** BEGIN Records for this exercise **

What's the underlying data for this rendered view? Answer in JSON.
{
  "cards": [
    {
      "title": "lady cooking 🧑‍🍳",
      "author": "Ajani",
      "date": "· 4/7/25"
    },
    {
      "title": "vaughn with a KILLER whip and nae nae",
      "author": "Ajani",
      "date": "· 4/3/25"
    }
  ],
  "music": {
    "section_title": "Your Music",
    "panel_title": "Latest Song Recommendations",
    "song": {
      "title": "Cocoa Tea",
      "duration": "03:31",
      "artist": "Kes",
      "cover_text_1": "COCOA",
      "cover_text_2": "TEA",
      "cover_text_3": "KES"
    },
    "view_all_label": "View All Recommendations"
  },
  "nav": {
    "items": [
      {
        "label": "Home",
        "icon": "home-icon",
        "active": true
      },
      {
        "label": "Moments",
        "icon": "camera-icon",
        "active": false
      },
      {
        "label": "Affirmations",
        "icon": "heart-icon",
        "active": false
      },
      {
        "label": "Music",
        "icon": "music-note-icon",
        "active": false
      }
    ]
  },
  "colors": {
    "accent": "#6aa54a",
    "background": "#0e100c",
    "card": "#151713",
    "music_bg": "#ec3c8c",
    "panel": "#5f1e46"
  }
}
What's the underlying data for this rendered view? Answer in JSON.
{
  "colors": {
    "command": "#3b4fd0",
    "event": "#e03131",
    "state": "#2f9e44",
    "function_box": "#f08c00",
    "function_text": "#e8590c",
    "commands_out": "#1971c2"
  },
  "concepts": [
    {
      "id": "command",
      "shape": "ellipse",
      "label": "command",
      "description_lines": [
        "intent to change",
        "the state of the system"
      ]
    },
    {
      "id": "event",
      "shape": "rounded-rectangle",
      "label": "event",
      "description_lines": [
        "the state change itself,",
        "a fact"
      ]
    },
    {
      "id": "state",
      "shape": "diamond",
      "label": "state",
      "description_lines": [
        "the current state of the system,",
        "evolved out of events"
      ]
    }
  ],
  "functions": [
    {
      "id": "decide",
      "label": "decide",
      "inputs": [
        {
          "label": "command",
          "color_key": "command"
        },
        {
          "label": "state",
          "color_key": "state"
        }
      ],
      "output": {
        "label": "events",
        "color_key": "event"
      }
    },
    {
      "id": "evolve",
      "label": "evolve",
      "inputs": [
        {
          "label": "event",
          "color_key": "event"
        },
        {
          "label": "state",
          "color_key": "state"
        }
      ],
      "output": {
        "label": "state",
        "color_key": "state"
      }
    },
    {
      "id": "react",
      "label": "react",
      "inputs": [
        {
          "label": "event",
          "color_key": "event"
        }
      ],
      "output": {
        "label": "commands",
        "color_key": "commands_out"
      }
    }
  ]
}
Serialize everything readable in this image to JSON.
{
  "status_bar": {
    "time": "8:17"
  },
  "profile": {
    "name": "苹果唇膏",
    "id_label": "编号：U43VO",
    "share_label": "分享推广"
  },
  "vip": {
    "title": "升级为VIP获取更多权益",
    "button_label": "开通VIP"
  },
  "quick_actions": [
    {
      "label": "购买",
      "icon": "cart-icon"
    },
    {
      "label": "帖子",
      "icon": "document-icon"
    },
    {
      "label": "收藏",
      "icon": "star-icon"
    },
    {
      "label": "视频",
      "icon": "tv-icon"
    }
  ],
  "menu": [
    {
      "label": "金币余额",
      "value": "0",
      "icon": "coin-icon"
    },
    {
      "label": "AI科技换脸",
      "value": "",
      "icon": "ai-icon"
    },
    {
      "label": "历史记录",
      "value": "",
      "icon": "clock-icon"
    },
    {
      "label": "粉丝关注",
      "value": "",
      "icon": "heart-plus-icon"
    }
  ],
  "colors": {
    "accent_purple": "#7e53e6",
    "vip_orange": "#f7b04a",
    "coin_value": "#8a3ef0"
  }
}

** END Records for this exercise **

### Set task
Copy out each record exactly as given, omitting none.

### Written reply
What's the underlying data for this rendered view? Answer in JSON.
{
  "cards": [
    {
      "title": "lady cooking 🧑‍🍳",
      "author": "Ajani",
      "date": "· 4/7/25"
    },
    {
      "title": "vaughn with a KILLER whip and nae nae",
      "author": "Ajani",
      "date": "· 4/3/25"
    }
  ],
  "music": {
    "section_title": "Your Music",
    "panel_title": "Latest Song Recommendations",
    "song": {
      "title": "Cocoa Tea",
      "duration": "03:31",
      "artist": "Kes",
      "cover_text_1": "COCOA",
      "cover_text_2": "TEA",
      "cover_text_3": "KES"
    },
    "view_all_label": "View All Recommendations"
  },
  "nav": {
    "items": [
      {
        "label": "Home",
        "icon": "home-icon",
        "active": true
      },
      {
        "label": "Moments",
        "icon": "camera-icon",
        "active": false
      },
      {
        "label": "Affirmations",
        "icon": "heart-icon",
        "active": false
      },
      {
        "label": "Music",
        "icon": "music-note-icon",
        "active": false
      }
    ]
  },
  "colors": {
    "accent": "#6aa54a",
    "background": "#0e100c",
    "card": "#151713",
    "music_bg": "#ec3c8c",
    "panel": "#5f1e46"
  }
}
What's the underlying data for this rendered view? Answer in JSON.
{
  "colors": {
    "command": "#3b4fd0",
    "event": "#e03131",
    "state": "#2f9e44",
    "function_box": "#f08c00",
    "function_text": "#e8590c",
    "commands_out": "#1971c2"
  },
  "concepts": [
    {
      "id": "command",
      "shape": "ellipse",
      "label": "command",
      "description_lines": [
        "intent to change",
        "the state of the system"
      ]
    },
    {
      "id": "event",
      "shape": "rounded-rectangle",
      "label": "event",
      "description_lines": [
        "the state change itself,",
        "a fact"
      ]
    },
    {
      "id": "state",
      "shape": "diamond",
      "label": "state",
      "description_lines": [
        "the current state of the system,",
        "evolved out of events"
      ]
    }
  ],
  "functions": [
    {
      "id": "decide",
      "label": "decide",
      "inputs": [
        {
          "label": "command",
          "color_key": "command"
        },
        {
          "label": "state",
          "color_key": "state"
        }
      ],
      "output": {
        "label": "events",
        "color_key": "event"
      }
    },
    {
      "id": "evolve",
      "label": "evolve",
      "inputs": [
        {
          "label": "event",
          "color_key": "event"
        },
        {
          "label": "state",
          "color_key": "state"
        }
      ],
      "output": {
        "label": "state",
        "color_key": "state"
      }
    },
    {
      "id": "react",
      "label": "react",
      "inputs": [
        {
          "label": "event",
          "color_key": "event"
        }
      ],
      "output": {
        "label": "commands",
        "color_key": "commands_out"
      }
    }
  ]
}
Serialize everything readable in this image to JSON.
{
  "status_bar": {
    "time": "8:17"
  },
  "profile": {
    "name": "苹果唇膏",
    "id_label": "编号：U43VO",
    "share_label": "分享推广"
  },
  "vip": {
    "title": "升级为VIP获取更多权益",
    "button_label": "开通VIP"
  },
  "quick_actions": [
    {
      "label": "购买",
      "icon": "cart-icon"
    },
    {
      "label": "帖子",
      "icon": "document-icon"
    },
    {
      "label": "收藏",
      "icon": "star-icon"
    },
    {
      "label": "视频",
      "icon": "tv-icon"
    }
  ],
  "menu": [
    {
      "label": "金币余额",
      "value": "0",
      "icon": "coin-icon"
    },
    {
      "label": "AI科技换脸",
      "value": "",
      "icon": "ai-icon"
    },
    {
      "label": "历史记录",
      "value": "",
      "icon": "clock-icon"
    },
    {
      "label": "粉丝关注",
      "value": "",
      "icon": "heart-plus-icon"
    }
  ],
  "colors": {
    "accent_purple": "#7e53e6",
    "vip_orange": "#f7b04a",
    "coin_value": "#8a3ef0"
  }
}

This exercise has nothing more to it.